#### PROBLEM TO SOLVE:
Check each line of the records for "Current"; collect those that have it.

#### PROVIDED INFORMATION:
------------------------------------------------------------------------
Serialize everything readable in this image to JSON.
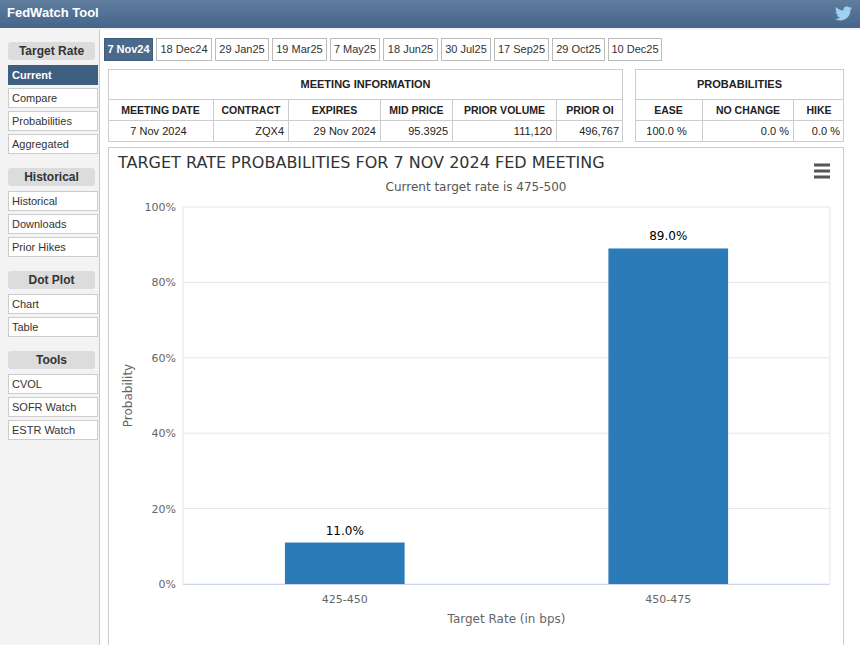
{
  "header": {
    "title": "FedWatch Tool"
  },
  "sidebar": [
    {
      "title": "Target Rate",
      "items": [
        "Current",
        "Compare",
        "Probabilities",
        "Aggregated"
      ]
    },
    {
      "title": "Historical",
      "items": [
        "Historical",
        "Downloads",
        "Prior Hikes"
      ]
    },
    {
      "title": "Dot Plot",
      "items": [
        "Chart",
        "Table"
      ]
    },
    {
      "title": "Tools",
      "items": [
        "CVOL",
        "SOFR Watch",
        "ESTR Watch"
      ]
    }
  ],
  "tabs": [
    "7 Nov24",
    "18 Dec24",
    "29 Jan25",
    "19 Mar25",
    "7 May25",
    "18 Jun25",
    "30 Jul25",
    "17 Sep25",
    "29 Oct25",
    "10 Dec25"
  ],
  "meeting_info": {
    "title": "MEETING INFORMATION",
    "columns": [
      "MEETING DATE",
      "CONTRACT",
      "EXPIRES",
      "MID PRICE",
      "PRIOR VOLUME",
      "PRIOR OI"
    ],
    "values": [
      "7 Nov 2024",
      "ZQX4",
      "29 Nov 2024",
      "95.3925",
      "111,120",
      "496,767"
    ]
  },
  "probabilities": {
    "title": "PROBABILITIES",
    "columns": [
      "EASE",
      "NO CHANGE",
      "HIKE"
    ],
    "values": [
      "100.0 %",
      "0.0 %",
      "0.0 %"
    ]
  },
  "chart_data": {
    "type": "bar",
    "title": "TARGET RATE PROBABILITIES FOR 7 NOV 2024 FED MEETING",
    "subtitle": "Current target rate is 475-500",
    "x_label": "Target Rate (in bps)",
    "y_label": "Probability",
    "categories": [
      "425-450",
      "450-475"
    ],
    "values": [
      11.0,
      89.0
    ],
    "value_labels": [
      "11.0%",
      "89.0%"
    ],
    "data_labels": true,
    "color": "#2b7bb9",
    "ylim": [
      0,
      100
    ],
    "yticks": [
      {
        "value": 0,
        "label": "0%"
      },
      {
        "value": 20,
        "label": "20%"
      },
      {
        "value": 40,
        "label": "40%"
      },
      {
        "value": 60,
        "label": "60%"
      },
      {
        "value": 80,
        "label": "80%"
      },
      {
        "value": 100,
        "label": "100%"
      }
    ],
    "grid": true
  }
}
------------------------------------------------------------------------
#### COMPLETED EXERCISE:
        "Current",
    "subtitle": "Current target rate is 475-500",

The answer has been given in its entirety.